(Exercise) Copy the listing below in full and skip every picture.

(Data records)

►

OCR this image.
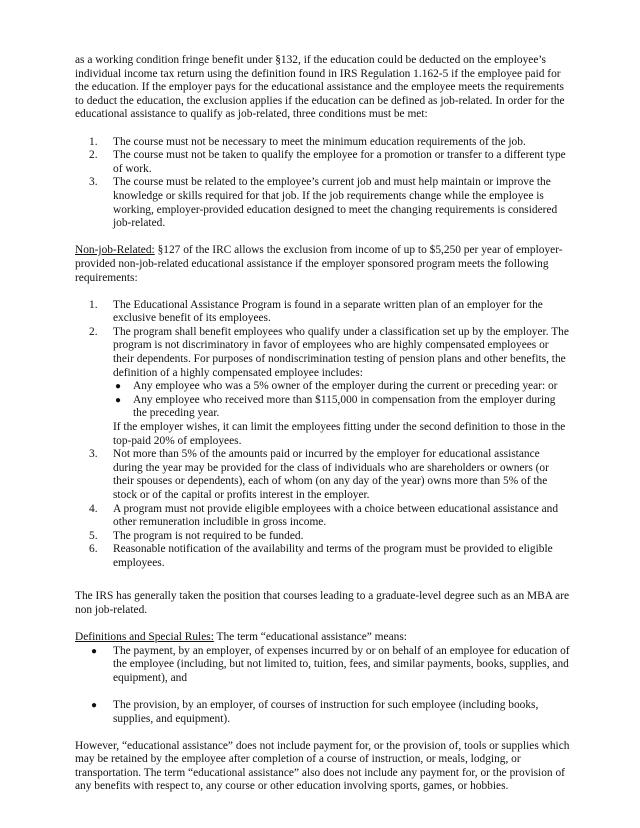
as a working condition fringe benefit under §132, if the education could be deducted on the employee’s individual income tax return using the definition found in IRS Regulation 1.162-5 if the employee paid for the education. If the employer pays for the educational assistance and the employee meets the requirements to deduct the education, the exclusion applies if the education can be defined as job-related. In order for the educational assistance to qualify as job-related, three conditions must be met:

1.	The course must not be necessary to meet the minimum education requirements of the job.
2.	The course must not be taken to qualify the employee for a promotion or transfer to a different type of work.
3.	The course must be related to the employee’s current job and must help maintain or improve the knowledge or skills required for that job. If the job requirements change while the employee is working, employer-provided education designed to meet the changing requirements is considered job-related.

Non-job-Related: §127 of the IRC allows the exclusion from income of up to $5,250 per year of employer-provided non-job-related educational assistance if the employer sponsored program meets the following requirements:

1.	The Educational Assistance Program is found in a separate written plan of an employer for the exclusive benefit of its employees.
2.	The program shall benefit employees who qualify under a classification set up by the employer. The program is not discriminatory in favor of employees who are highly compensated employees or their dependents. For purposes of nondiscrimination testing of pension plans and other benefits, the definition of a highly compensated employee includes:
● Any employee who was a 5% owner of the employer during the current or preceding year: or
● Any employee who received more than $115,000 in compensation from the employer during the preceding year.

If the employer wishes, it can limit the employees fitting under the second definition to those in the top-paid 20% of employees.

3.	Not more than 5% of the amounts paid or incurred by the employer for educational assistance during the year may be provided for the class of individuals who are shareholders or owners (or their spouses or dependents), each of whom (on any day of the year) owns more than 5% of the stock or of the capital or profits interest in the employer.
4.	A program must not provide eligible employees with a choice between educational assistance and other remuneration includible in gross income.
5.	The program is not required to be funded.
6.	Reasonable notification of the availability and terms of the program must be provided to eligible employees.

The IRS has generally taken the position that courses leading to a graduate-level degree such as an MBA are non job-related.

Definitions and Special Rules: The term “educational assistance” means:

● The payment, by an employer, of expenses incurred by or on behalf of an employee for education of the employee (including, but not limited to, tuition, fees, and similar payments, books, supplies, and equipment), and
● The provision, by an employer, of courses of instruction for such employee (including books, supplies, and equipment).

However, “educational assistance” does not include payment for, or the provision of, tools or supplies which may be retained by the employee after completion of a course of instruction, or meals, lodging, or transportation. The term “educational assistance” also does not include any payment for, or the provision of any benefits with respect to, any course or other education involving sports, games, or hobbies.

◄

(Answer to this task)
OCR this image.
as a working condition fringe benefit under §132, if the education could be deducted on the employee’s individual income tax return using the definition found in IRS Regulation 1.162-5 if the employee paid for the education. If the employer pays for the educational assistance and the employee meets the requirements to deduct the education, the exclusion applies if the education can be defined as job-related. In order for the educational assistance to qualify as job-related, three conditions must be met:

1.	The course must not be necessary to meet the minimum education requirements of the job.
2.	The course must not be taken to qualify the employee for a promotion or transfer to a different type of work.
3.	The course must be related to the employee’s current job and must help maintain or improve the knowledge or skills required for that job. If the job requirements change while the employee is working, employer-provided education designed to meet the changing requirements is considered job-related.

Non-job-Related: §127 of the IRC allows the exclusion from income of up to $5,250 per year of employer-provided non-job-related educational assistance if the employer sponsored program meets the following requirements:

1.	The Educational Assistance Program is found in a separate written plan of an employer for the exclusive benefit of its employees.
2.	The program shall benefit employees who qualify under a classification set up by the employer. The program is not discriminatory in favor of employees who are highly compensated employees or their dependents. For purposes of nondiscrimination testing of pension plans and other benefits, the definition of a highly compensated employee includes:
● Any employee who was a 5% owner of the employer during the current or preceding year: or
● Any employee who received more than $115,000 in compensation from the employer during the preceding year.

If the employer wishes, it can limit the employees fitting under the second definition to those in the top-paid 20% of employees.

3.	Not more than 5% of the amounts paid or incurred by the employer for educational assistance during the year may be provided for the class of individuals who are shareholders or owners (or their spouses or dependents), each of whom (on any day of the year) owns more than 5% of the stock or of the capital or profits interest in the employer.
4.	A program must not provide eligible employees with a choice between educational assistance and other remuneration includible in gross income.
5.	The program is not required to be funded.
6.	Reasonable notification of the availability and terms of the program must be provided to eligible employees.

The IRS has generally taken the position that courses leading to a graduate-level degree such as an MBA are non job-related.

Definitions and Special Rules: The term “educational assistance” means:

● The payment, by an employer, of expenses incurred by or on behalf of an employee for education of the employee (including, but not limited to, tuition, fees, and similar payments, books, supplies, and equipment), and
● The provision, by an employer, of courses of instruction for such employee (including books, supplies, and equipment).

However, “educational assistance” does not include payment for, or the provision of, tools or supplies which may be retained by the employee after completion of a course of instruction, or meals, lodging, or transportation. The term “educational assistance” also does not include any payment for, or the provision of any benefits with respect to, any course or other education involving sports, games, or hobbies.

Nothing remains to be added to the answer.